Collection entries
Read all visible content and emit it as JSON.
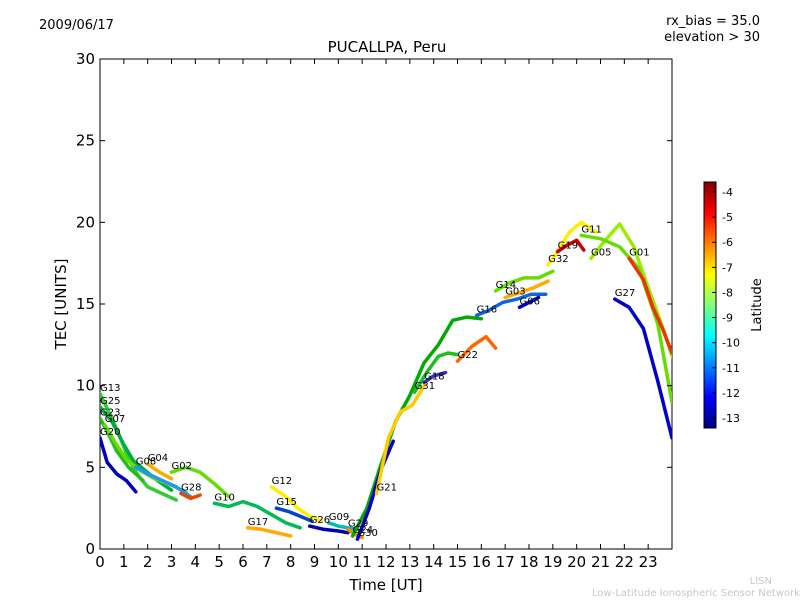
{
  "header": {
    "date": "2009/06/17",
    "station": "PUCALLPA, Peru",
    "rx_bias": "rx_bias = 35.0",
    "elevation": "elevation > 30"
  },
  "footer": {
    "line1": "LISN",
    "line2": "Low-Latitude Ionospheric Sensor Network"
  },
  "chart_data": {
    "type": "line",
    "title": "PUCALLPA, Peru",
    "xlabel": "Time [UT]",
    "ylabel": "TEC [UNITS]",
    "xlim": [
      0,
      24
    ],
    "ylim": [
      0,
      30
    ],
    "xticks": [
      "0",
      "1",
      "2",
      "3",
      "4",
      "5",
      "6",
      "7",
      "8",
      "9",
      "10",
      "11",
      "12",
      "13",
      "14",
      "15",
      "16",
      "17",
      "18",
      "19",
      "20",
      "21",
      "22",
      "23"
    ],
    "yticks": [
      "0",
      "5",
      "10",
      "15",
      "20",
      "25",
      "30"
    ],
    "colorbar": {
      "label": "Latitude",
      "range": [
        -13.4,
        -3.6
      ],
      "ticks": [
        "-4",
        "-5",
        "-6",
        "-7",
        "-8",
        "-9",
        "-10",
        "-11",
        "-12",
        "-13"
      ]
    },
    "series": [
      {
        "name": "G13",
        "color": "#33cc33",
        "x": [
          0.0,
          0.4,
          0.8,
          1.2,
          1.6,
          2.0,
          2.6,
          3.2
        ],
        "y": [
          9.5,
          8.3,
          7.0,
          5.5,
          4.5,
          3.8,
          3.4,
          3.0
        ]
      },
      {
        "name": "G25",
        "color": "#00aa44",
        "x": [
          0.0,
          0.5,
          1.0,
          1.4,
          1.9,
          2.4,
          3.0
        ],
        "y": [
          8.7,
          7.8,
          6.4,
          5.4,
          4.8,
          4.2,
          3.6
        ]
      },
      {
        "name": "G23",
        "color": "#22bb22",
        "x": [
          0.0,
          0.3,
          0.7,
          1.2,
          1.8
        ],
        "y": [
          8.0,
          7.2,
          6.0,
          5.0,
          4.2
        ]
      },
      {
        "name": "G07",
        "color": "#66dd00",
        "x": [
          0.2,
          0.6,
          1.1,
          1.7,
          2.3,
          3.0,
          3.6
        ],
        "y": [
          7.6,
          6.6,
          5.5,
          4.8,
          4.3,
          3.9,
          3.5
        ]
      },
      {
        "name": "G20",
        "color": "#0000bb",
        "x": [
          0.0,
          0.3,
          0.7,
          1.1,
          1.5
        ],
        "y": [
          6.8,
          5.3,
          4.6,
          4.2,
          3.5
        ]
      },
      {
        "name": "G08",
        "color": "#2299ee",
        "x": [
          1.5,
          2.0,
          2.6,
          3.2,
          3.8
        ],
        "y": [
          5.0,
          4.6,
          4.2,
          3.8,
          3.2
        ]
      },
      {
        "name": "G04",
        "color": "#ffaa00",
        "x": [
          2.0,
          2.5,
          3.0
        ],
        "y": [
          5.2,
          4.7,
          4.3
        ]
      },
      {
        "name": "G02",
        "color": "#66dd00",
        "x": [
          3.0,
          3.6,
          4.2,
          4.8,
          5.4
        ],
        "y": [
          4.7,
          5.0,
          4.7,
          4.0,
          3.2
        ]
      },
      {
        "name": "G28",
        "color": "#ee4400",
        "x": [
          3.4,
          3.8,
          4.2
        ],
        "y": [
          3.4,
          3.1,
          3.3
        ]
      },
      {
        "name": "G10",
        "color": "#00bb55",
        "x": [
          4.8,
          5.4,
          6.0,
          6.6,
          7.2,
          7.8,
          8.4
        ],
        "y": [
          2.8,
          2.6,
          2.9,
          2.6,
          2.1,
          1.6,
          1.3
        ]
      },
      {
        "name": "G17",
        "color": "#ffaa00",
        "x": [
          6.2,
          6.8,
          7.4,
          8.0
        ],
        "y": [
          1.3,
          1.2,
          1.0,
          0.8
        ]
      },
      {
        "name": "G15",
        "color": "#0044cc",
        "x": [
          7.4,
          7.9,
          8.4,
          8.9
        ],
        "y": [
          2.5,
          2.3,
          2.0,
          1.7
        ]
      },
      {
        "name": "G12",
        "color": "#ffee00",
        "x": [
          7.2,
          7.8,
          8.3,
          8.8,
          9.3
        ],
        "y": [
          3.8,
          3.2,
          2.5,
          2.0,
          1.7
        ]
      },
      {
        "name": "G26",
        "color": "#0000aa",
        "x": [
          8.8,
          9.4,
          10.0,
          10.4
        ],
        "y": [
          1.4,
          1.2,
          1.1,
          1.0
        ]
      },
      {
        "name": "G09",
        "color": "#00bbbb",
        "x": [
          9.6,
          10.0,
          10.4,
          10.8
        ],
        "y": [
          1.6,
          1.4,
          1.3,
          1.2
        ]
      },
      {
        "name": "G29",
        "color": "#ff8800",
        "x": [
          10.4,
          10.7,
          11.0
        ],
        "y": [
          1.2,
          0.9,
          0.7
        ]
      },
      {
        "name": "G24",
        "color": "#00aa00",
        "x": [
          10.6,
          11.2,
          11.8,
          12.4,
          13.0,
          13.6,
          14.2,
          14.8,
          15.4,
          16.0
        ],
        "y": [
          0.8,
          2.5,
          5.2,
          7.8,
          9.4,
          11.4,
          12.5,
          14.0,
          14.2,
          14.1
        ]
      },
      {
        "name": "G30",
        "color": "#0000cc",
        "x": [
          10.8,
          11.3,
          11.8,
          12.3
        ],
        "y": [
          0.6,
          2.5,
          4.9,
          6.6
        ]
      },
      {
        "name": "G21",
        "color": "#ffcc00",
        "x": [
          11.6,
          12.1,
          12.6,
          13.1,
          13.6
        ],
        "y": [
          3.4,
          6.8,
          8.4,
          8.8,
          10.0
        ]
      },
      {
        "name": "G31",
        "color": "#22bb22",
        "x": [
          13.2,
          13.7,
          14.2,
          14.6,
          15.0
        ],
        "y": [
          9.6,
          10.8,
          11.8,
          12.0,
          11.9
        ]
      },
      {
        "name": "G18",
        "color": "#3333cc",
        "x": [
          13.6,
          14.0,
          14.5
        ],
        "y": [
          10.2,
          10.6,
          10.8
        ]
      },
      {
        "name": "G22",
        "color": "#ff6600",
        "x": [
          15.0,
          15.6,
          16.2,
          16.6
        ],
        "y": [
          11.5,
          12.4,
          13.0,
          12.3
        ]
      },
      {
        "name": "G16",
        "color": "#1166dd",
        "x": [
          15.8,
          16.3,
          16.9,
          17.5,
          18.1,
          18.7
        ],
        "y": [
          14.3,
          14.6,
          15.1,
          15.3,
          15.6,
          15.6
        ]
      },
      {
        "name": "G06",
        "color": "#0000cc",
        "x": [
          17.6,
          18.0,
          18.4
        ],
        "y": [
          14.8,
          15.1,
          15.4
        ]
      },
      {
        "name": "G03",
        "color": "#ffaa00",
        "x": [
          17.0,
          17.6,
          18.2,
          18.8
        ],
        "y": [
          15.4,
          15.7,
          16.0,
          16.4
        ]
      },
      {
        "name": "G14",
        "color": "#66dd00",
        "x": [
          16.6,
          17.2,
          17.8,
          18.4,
          19.0
        ],
        "y": [
          15.8,
          16.3,
          16.6,
          16.6,
          17.0
        ]
      },
      {
        "name": "G32",
        "color": "#ffee00",
        "x": [
          18.8,
          19.2,
          19.7,
          20.2,
          20.8
        ],
        "y": [
          17.4,
          18.2,
          19.4,
          20.0,
          19.4
        ]
      },
      {
        "name": "G19",
        "color": "#cc0000",
        "x": [
          19.2,
          19.6,
          20.0,
          20.3
        ],
        "y": [
          18.2,
          18.6,
          18.9,
          18.3
        ]
      },
      {
        "name": "G05",
        "color": "#99ee00",
        "x": [
          20.6,
          21.2,
          21.8,
          22.4,
          23.0,
          23.6,
          24.0
        ],
        "y": [
          17.8,
          18.9,
          19.9,
          18.5,
          16.0,
          13.6,
          11.8
        ]
      },
      {
        "name": "G11",
        "color": "#66dd00",
        "x": [
          20.2,
          21.0,
          21.8,
          22.6,
          23.4,
          24.0
        ],
        "y": [
          19.2,
          19.0,
          18.5,
          17.2,
          13.8,
          9.0
        ]
      },
      {
        "name": "G27",
        "color": "#0000cc",
        "x": [
          21.6,
          22.2,
          22.8,
          23.4,
          24.0
        ],
        "y": [
          15.3,
          14.8,
          13.5,
          10.3,
          6.8
        ]
      },
      {
        "name": "G01",
        "color": "#ee3300",
        "x": [
          22.2,
          22.8,
          23.2,
          23.6,
          24.0
        ],
        "y": [
          17.8,
          16.5,
          14.8,
          13.5,
          12.0
        ]
      }
    ]
  }
}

* WHAT TO PRODUCE
Tally up the lines in the records containing the word "Peru", then give the count and nothing else.

* SOLUTION TO THIS EXERCISE
2